__Your goal__.
Read the entries below and pull out each line with the string "уровня".

__Material provided__.
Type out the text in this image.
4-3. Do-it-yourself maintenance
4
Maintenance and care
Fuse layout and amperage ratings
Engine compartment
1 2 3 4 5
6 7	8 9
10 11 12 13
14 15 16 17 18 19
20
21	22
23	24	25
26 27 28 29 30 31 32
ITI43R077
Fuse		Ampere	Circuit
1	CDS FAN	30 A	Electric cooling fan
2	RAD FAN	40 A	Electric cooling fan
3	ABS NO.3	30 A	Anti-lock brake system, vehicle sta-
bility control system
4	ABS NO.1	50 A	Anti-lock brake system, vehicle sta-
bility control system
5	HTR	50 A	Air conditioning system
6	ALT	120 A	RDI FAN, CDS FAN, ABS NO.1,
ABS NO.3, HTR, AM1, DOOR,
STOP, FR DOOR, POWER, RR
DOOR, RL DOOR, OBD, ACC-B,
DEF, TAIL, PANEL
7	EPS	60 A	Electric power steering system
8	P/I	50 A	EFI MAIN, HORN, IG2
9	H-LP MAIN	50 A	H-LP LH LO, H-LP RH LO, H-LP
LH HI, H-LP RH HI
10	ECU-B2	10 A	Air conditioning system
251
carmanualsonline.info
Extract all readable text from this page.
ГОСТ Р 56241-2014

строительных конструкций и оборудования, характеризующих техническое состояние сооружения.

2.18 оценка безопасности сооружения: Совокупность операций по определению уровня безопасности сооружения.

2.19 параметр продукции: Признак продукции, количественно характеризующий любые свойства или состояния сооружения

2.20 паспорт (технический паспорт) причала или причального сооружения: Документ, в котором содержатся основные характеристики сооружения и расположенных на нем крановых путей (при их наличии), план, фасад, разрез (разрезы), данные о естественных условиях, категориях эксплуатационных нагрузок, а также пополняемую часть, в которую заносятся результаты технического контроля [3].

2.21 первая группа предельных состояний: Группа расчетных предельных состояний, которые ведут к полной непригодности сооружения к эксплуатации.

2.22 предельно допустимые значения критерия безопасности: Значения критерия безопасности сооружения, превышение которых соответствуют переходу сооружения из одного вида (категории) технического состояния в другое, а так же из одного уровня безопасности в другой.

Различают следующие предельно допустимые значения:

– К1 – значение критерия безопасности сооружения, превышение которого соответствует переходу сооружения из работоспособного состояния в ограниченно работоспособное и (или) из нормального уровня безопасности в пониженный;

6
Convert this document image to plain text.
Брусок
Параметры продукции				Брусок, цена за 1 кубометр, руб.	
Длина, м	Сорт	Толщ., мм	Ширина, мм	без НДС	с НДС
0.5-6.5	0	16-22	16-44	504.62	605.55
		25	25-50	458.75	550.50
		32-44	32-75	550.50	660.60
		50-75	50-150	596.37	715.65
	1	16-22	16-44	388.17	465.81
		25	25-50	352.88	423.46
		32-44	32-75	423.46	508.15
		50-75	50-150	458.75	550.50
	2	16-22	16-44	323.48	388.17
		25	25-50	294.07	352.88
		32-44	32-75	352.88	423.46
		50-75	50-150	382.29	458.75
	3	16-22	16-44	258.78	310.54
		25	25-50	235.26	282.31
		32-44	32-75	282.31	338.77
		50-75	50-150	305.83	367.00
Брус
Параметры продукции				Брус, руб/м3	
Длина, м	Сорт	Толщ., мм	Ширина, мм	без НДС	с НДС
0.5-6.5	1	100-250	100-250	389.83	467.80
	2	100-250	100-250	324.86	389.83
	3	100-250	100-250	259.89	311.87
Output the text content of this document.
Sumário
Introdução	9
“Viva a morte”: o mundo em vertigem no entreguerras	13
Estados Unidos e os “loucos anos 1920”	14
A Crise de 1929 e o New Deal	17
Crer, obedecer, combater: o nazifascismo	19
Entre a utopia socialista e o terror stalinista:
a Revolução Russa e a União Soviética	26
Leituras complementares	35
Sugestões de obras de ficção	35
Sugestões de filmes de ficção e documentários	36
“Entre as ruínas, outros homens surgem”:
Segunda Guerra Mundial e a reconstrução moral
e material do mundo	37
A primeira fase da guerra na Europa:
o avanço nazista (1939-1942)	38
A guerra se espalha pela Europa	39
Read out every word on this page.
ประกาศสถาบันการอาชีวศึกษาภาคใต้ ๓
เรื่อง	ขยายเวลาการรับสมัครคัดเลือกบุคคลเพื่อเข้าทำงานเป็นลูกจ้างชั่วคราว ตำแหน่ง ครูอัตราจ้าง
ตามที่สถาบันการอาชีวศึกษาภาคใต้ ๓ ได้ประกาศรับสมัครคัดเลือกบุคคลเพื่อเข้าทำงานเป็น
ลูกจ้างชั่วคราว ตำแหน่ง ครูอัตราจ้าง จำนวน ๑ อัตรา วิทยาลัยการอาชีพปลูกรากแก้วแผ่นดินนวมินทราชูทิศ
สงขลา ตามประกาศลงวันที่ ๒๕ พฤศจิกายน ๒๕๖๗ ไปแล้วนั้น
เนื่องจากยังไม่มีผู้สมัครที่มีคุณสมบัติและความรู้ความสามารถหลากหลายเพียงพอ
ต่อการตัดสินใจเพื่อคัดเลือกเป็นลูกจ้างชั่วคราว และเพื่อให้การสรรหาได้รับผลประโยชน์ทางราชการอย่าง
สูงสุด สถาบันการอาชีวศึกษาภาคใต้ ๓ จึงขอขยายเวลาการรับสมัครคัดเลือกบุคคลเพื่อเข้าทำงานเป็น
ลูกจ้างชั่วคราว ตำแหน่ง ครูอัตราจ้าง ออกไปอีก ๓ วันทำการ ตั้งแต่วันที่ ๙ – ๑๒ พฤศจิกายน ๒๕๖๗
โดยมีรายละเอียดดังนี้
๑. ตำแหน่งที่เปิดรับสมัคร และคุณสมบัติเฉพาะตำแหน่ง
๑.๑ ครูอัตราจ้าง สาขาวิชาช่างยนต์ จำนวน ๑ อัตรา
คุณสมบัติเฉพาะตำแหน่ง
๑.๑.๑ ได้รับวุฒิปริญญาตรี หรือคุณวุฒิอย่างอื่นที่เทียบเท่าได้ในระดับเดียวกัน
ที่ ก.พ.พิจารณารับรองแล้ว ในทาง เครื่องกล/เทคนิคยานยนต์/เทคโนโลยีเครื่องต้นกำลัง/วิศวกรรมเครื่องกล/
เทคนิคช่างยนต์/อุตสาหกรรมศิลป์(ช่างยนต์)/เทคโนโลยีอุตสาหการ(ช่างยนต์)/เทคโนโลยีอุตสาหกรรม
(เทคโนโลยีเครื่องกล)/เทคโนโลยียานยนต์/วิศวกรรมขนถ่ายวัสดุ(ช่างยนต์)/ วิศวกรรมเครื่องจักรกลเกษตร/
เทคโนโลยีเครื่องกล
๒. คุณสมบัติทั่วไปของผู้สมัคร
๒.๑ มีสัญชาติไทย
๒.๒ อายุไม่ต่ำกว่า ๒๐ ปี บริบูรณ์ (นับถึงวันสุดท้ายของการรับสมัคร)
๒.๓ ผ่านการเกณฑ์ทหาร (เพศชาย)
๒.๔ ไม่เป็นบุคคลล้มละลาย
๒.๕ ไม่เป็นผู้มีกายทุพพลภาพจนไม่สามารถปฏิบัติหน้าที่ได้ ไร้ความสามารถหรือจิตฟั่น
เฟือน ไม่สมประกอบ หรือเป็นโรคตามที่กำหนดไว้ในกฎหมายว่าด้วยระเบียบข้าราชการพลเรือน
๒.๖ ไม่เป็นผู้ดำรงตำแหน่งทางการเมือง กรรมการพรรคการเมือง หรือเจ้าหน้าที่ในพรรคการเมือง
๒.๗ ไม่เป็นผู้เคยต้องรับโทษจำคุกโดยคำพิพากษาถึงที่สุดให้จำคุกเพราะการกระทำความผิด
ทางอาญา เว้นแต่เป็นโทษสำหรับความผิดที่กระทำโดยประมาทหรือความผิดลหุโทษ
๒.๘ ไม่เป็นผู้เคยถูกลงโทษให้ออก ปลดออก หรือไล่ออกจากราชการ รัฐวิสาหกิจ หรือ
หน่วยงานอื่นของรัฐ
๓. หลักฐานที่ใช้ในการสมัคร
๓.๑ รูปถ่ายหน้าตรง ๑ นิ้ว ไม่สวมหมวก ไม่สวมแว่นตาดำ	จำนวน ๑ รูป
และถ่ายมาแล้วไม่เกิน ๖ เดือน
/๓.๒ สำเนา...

__Result of the task__.
2.18 оценка безопасности сооружения: Совокупность операций по определению уровня безопасности сооружения.
2.22 предельно допустимые значения критерия безопасности: Значения критерия безопасности сооружения, превышение которых соответствуют переходу сооружения из одного вида (категории) технического состояния в другое, а так же из одного уровня безопасности в другой.
– К1 – значение критерия безопасности сооружения, превышение которого соответствует переходу сооружения из работоспособного состояния в ограниченно работоспособное и (или) из нормального уровня безопасности в пониженный;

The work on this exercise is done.